RECORDS FOR THE EXERCISE:
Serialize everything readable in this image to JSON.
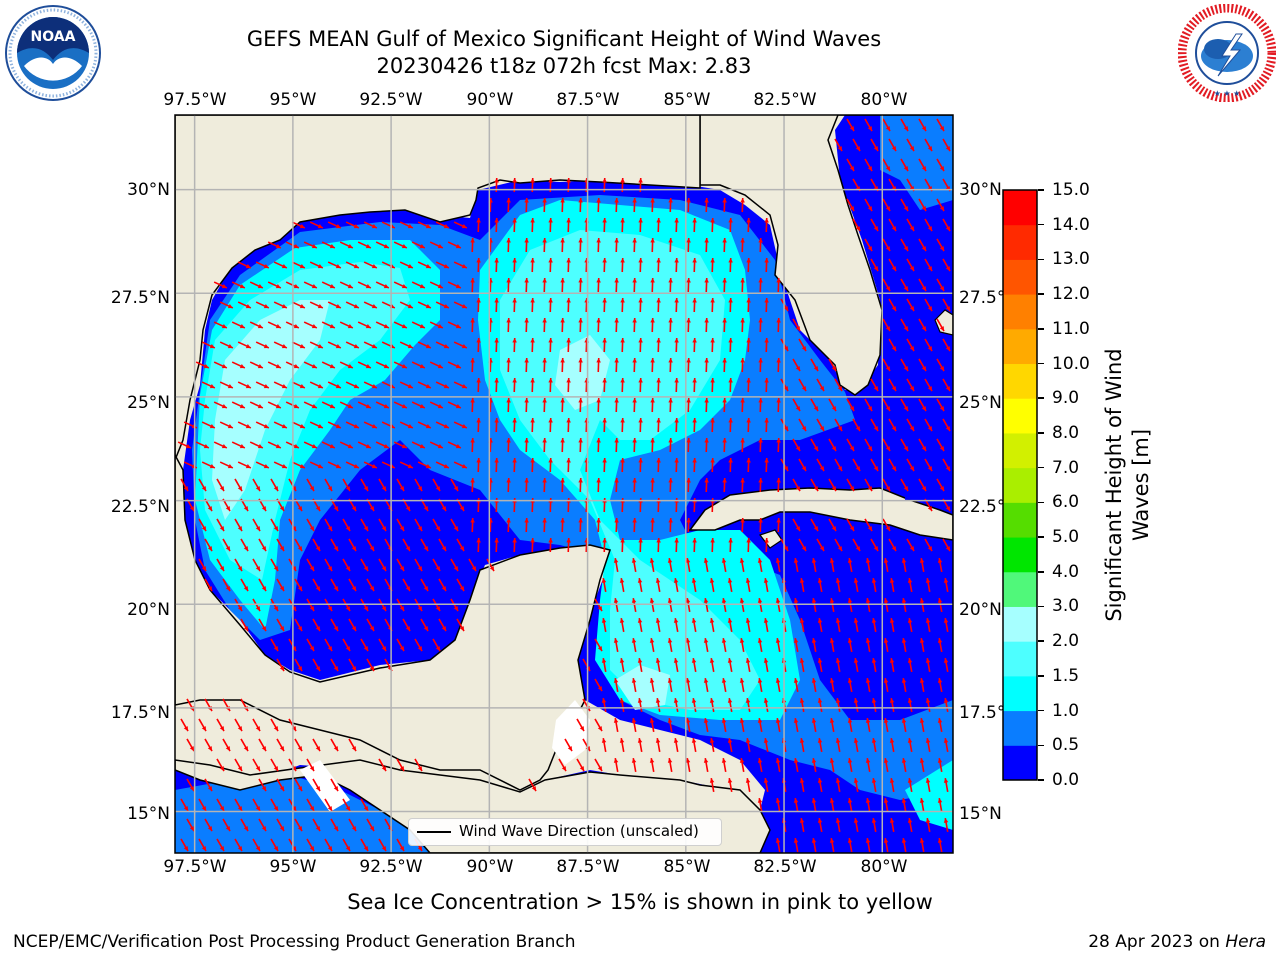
{
  "header": {
    "title_line1": "GEFS MEAN Gulf of Mexico Significant Height of Wind Waves",
    "title_line2": "20230426 t18z 072h fcst   Max: 2.83"
  },
  "logos": {
    "left": {
      "name": "NOAA",
      "ring_text": "NATIONAL OCEANIC AND ATMOSPHERIC ADMINISTRATION · U.S. DEPARTMENT OF COMMERCE"
    },
    "right": {
      "name": "National Weather Service",
      "ring_text": "NATIONAL WEATHER SERVICE"
    }
  },
  "map": {
    "lon_ticks": [
      "97.5°W",
      "95°W",
      "92.5°W",
      "90°W",
      "87.5°W",
      "85°W",
      "82.5°W",
      "80°W"
    ],
    "lat_ticks": [
      "30°N",
      "27.5°N",
      "25°N",
      "22.5°N",
      "20°N",
      "17.5°N",
      "15°N"
    ],
    "lon_range": [
      -98,
      -78.2
    ],
    "lat_range": [
      14,
      31.8
    ],
    "land_color": "#efecdc",
    "arrow_color": "#ff0000",
    "grid": true,
    "legend_label": "Wind Wave Direction (unscaled)"
  },
  "colorbar": {
    "title": "Significant Height of Wind Waves [m]",
    "title_lines": [
      "Significant Height of Wind",
      "Waves [m]"
    ],
    "levels": [
      "0.0",
      "0.5",
      "1.0",
      "1.5",
      "2.0",
      "3.0",
      "4.0",
      "5.0",
      "6.0",
      "7.0",
      "8.0",
      "9.0",
      "10.0",
      "11.0",
      "12.0",
      "13.0",
      "14.0",
      "15.0"
    ],
    "colors": [
      "#0000ff",
      "#0a7dff",
      "#00ffff",
      "#4dffff",
      "#a6ffff",
      "#50f87a",
      "#00e600",
      "#55dd00",
      "#aaee00",
      "#d2f000",
      "#ffff00",
      "#ffd700",
      "#ffaa00",
      "#ff8000",
      "#ff5500",
      "#ff2a00",
      "#ff0000"
    ]
  },
  "note": "Sea Ice Concentration > 15% is shown in pink to yellow",
  "footer": {
    "left": "NCEP/EMC/Verification Post Processing Product Generation Branch",
    "date": "28 Apr 2023 on",
    "machine": "Hera"
  }
}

SET PROBLEM:
Filter out all lines lacking the word "Significant" and copy the rest.

TASK RESULT:
    "title_line1": "GEFS MEAN Gulf of Mexico Significant Height of Wind Waves",
    "title": "Significant Height of Wind Waves [m]",
      "Significant Height of Wind",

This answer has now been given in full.